In the listing below, output verbatim the lines from the one containing "Text: O: O [175,164,184,174]" through the one containing "Text: N: N [51,117,60,127]", with both of those lines included.

Element box annotations:
## BEGIN
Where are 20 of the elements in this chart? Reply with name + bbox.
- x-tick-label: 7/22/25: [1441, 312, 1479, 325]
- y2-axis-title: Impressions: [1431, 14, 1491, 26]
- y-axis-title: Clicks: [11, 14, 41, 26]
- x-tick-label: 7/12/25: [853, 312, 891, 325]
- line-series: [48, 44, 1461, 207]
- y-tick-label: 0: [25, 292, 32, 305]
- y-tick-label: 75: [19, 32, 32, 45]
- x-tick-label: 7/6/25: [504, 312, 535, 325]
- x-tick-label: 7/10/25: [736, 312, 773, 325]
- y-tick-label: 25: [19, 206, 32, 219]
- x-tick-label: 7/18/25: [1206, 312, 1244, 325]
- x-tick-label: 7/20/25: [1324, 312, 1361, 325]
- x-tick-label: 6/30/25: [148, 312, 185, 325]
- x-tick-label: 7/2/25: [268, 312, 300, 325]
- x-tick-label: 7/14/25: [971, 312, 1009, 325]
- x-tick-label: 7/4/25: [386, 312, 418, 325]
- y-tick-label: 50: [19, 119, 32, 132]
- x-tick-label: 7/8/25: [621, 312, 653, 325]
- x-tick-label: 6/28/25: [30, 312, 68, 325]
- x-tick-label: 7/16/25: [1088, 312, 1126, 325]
## END
## BEGIN
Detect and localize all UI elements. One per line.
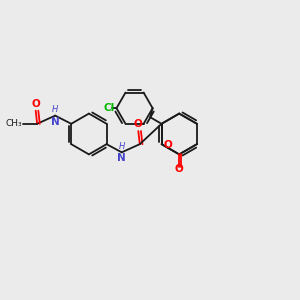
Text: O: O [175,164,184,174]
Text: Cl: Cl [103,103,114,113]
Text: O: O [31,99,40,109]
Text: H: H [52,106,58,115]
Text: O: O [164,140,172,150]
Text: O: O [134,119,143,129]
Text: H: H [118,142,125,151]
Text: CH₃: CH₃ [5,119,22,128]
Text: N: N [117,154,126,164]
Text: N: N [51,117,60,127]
## END
## BEGIN
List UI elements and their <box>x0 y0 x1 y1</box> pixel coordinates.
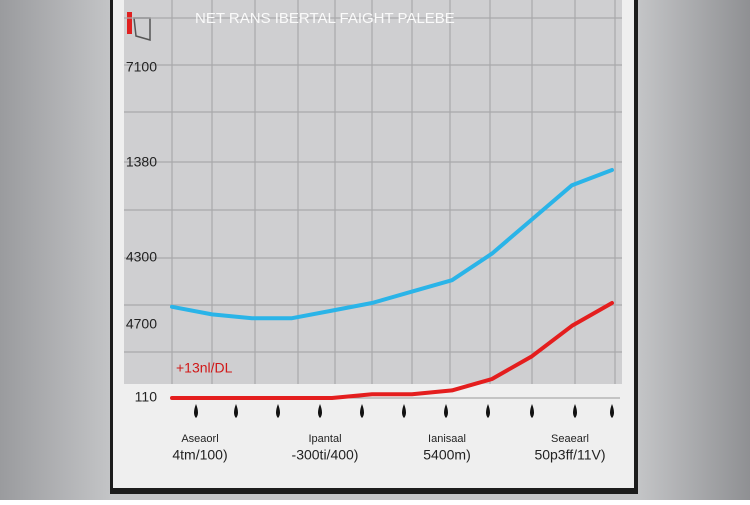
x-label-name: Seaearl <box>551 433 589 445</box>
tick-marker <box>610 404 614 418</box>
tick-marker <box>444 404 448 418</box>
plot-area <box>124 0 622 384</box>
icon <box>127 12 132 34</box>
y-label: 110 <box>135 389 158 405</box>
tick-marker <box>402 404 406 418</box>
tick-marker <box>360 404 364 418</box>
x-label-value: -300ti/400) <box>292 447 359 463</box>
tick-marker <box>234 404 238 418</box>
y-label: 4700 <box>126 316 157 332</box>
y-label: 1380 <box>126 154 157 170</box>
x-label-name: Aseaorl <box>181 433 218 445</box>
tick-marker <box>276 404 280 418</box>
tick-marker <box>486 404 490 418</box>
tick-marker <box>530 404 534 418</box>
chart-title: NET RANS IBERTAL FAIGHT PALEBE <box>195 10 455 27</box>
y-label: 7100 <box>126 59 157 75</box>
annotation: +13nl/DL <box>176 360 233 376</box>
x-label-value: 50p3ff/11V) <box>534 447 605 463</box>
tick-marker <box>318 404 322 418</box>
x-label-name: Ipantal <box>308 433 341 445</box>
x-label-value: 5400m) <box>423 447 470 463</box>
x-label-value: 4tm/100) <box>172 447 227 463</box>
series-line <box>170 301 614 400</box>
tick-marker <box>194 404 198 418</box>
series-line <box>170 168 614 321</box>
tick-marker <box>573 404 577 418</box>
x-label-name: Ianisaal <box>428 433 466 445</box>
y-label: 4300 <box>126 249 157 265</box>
## END
■ Task answer
Text: O: O [175,164,184,174]
Text: Cl: Cl [103,103,114,113]
Text: O: O [31,99,40,109]
Text: H: H [52,106,58,115]
Text: O: O [164,140,172,150]
Text: O: O [134,119,143,129]
Text: H: H [118,142,125,151]
Text: CH₃: CH₃ [5,119,22,128]
Text: N: N [117,154,126,164]
Text: N: N [51,117,60,127]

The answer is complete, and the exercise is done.